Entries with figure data
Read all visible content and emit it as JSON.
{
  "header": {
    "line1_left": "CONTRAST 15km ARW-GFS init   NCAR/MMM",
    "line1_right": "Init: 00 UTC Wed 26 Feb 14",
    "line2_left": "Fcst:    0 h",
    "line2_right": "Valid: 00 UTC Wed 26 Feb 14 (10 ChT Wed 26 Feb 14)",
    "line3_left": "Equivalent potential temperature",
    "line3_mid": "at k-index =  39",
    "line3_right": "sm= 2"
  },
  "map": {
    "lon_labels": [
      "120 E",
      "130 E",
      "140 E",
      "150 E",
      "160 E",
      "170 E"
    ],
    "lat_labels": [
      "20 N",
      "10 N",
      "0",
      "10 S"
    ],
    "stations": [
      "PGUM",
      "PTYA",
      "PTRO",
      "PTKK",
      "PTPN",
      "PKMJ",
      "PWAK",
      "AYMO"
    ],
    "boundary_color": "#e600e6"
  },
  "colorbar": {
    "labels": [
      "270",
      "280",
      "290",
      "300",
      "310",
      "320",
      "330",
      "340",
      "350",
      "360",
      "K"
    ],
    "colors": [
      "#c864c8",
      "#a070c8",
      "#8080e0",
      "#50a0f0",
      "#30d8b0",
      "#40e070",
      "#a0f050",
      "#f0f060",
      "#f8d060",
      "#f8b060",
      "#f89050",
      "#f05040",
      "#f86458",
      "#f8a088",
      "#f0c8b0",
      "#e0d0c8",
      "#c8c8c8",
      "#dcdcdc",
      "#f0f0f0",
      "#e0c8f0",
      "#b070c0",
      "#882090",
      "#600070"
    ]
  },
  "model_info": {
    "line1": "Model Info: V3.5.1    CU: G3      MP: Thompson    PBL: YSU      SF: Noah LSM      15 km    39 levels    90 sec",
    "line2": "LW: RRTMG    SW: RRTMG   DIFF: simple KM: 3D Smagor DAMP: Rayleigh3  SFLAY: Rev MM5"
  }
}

**Exercise directions**:
From the records above, extract every entry verbatim.

**Solution to this exercise**:
Read all visible content and emit it as JSON.
{
  "header": {
    "line1_left": "CONTRAST 15km ARW-GFS init   NCAR/MMM",
    "line1_right": "Init: 00 UTC Wed 26 Feb 14",
    "line2_left": "Fcst:    0 h",
    "line2_right": "Valid: 00 UTC Wed 26 Feb 14 (10 ChT Wed 26 Feb 14)",
    "line3_left": "Equivalent potential temperature",
    "line3_mid": "at k-index =  39",
    "line3_right": "sm= 2"
  },
  "map": {
    "lon_labels": [
      "120 E",
      "130 E",
      "140 E",
      "150 E",
      "160 E",
      "170 E"
    ],
    "lat_labels": [
      "20 N",
      "10 N",
      "0",
      "10 S"
    ],
    "stations": [
      "PGUM",
      "PTYA",
      "PTRO",
      "PTKK",
      "PTPN",
      "PKMJ",
      "PWAK",
      "AYMO"
    ],
    "boundary_color": "#e600e6"
  },
  "colorbar": {
    "labels": [
      "270",
      "280",
      "290",
      "300",
      "310",
      "320",
      "330",
      "340",
      "350",
      "360",
      "K"
    ],
    "colors": [
      "#c864c8",
      "#a070c8",
      "#8080e0",
      "#50a0f0",
      "#30d8b0",
      "#40e070",
      "#a0f050",
      "#f0f060",
      "#f8d060",
      "#f8b060",
      "#f89050",
      "#f05040",
      "#f86458",
      "#f8a088",
      "#f0c8b0",
      "#e0d0c8",
      "#c8c8c8",
      "#dcdcdc",
      "#f0f0f0",
      "#e0c8f0",
      "#b070c0",
      "#882090",
      "#600070"
    ]
  },
  "model_info": {
    "line1": "Model Info: V3.5.1    CU: G3      MP: Thompson    PBL: YSU      SF: Noah LSM      15 km    39 levels    90 sec",
    "line2": "LW: RRTMG    SW: RRTMG   DIFF: simple KM: 3D Smagor DAMP: Rayleigh3  SFLAY: Rev MM5"
  }
}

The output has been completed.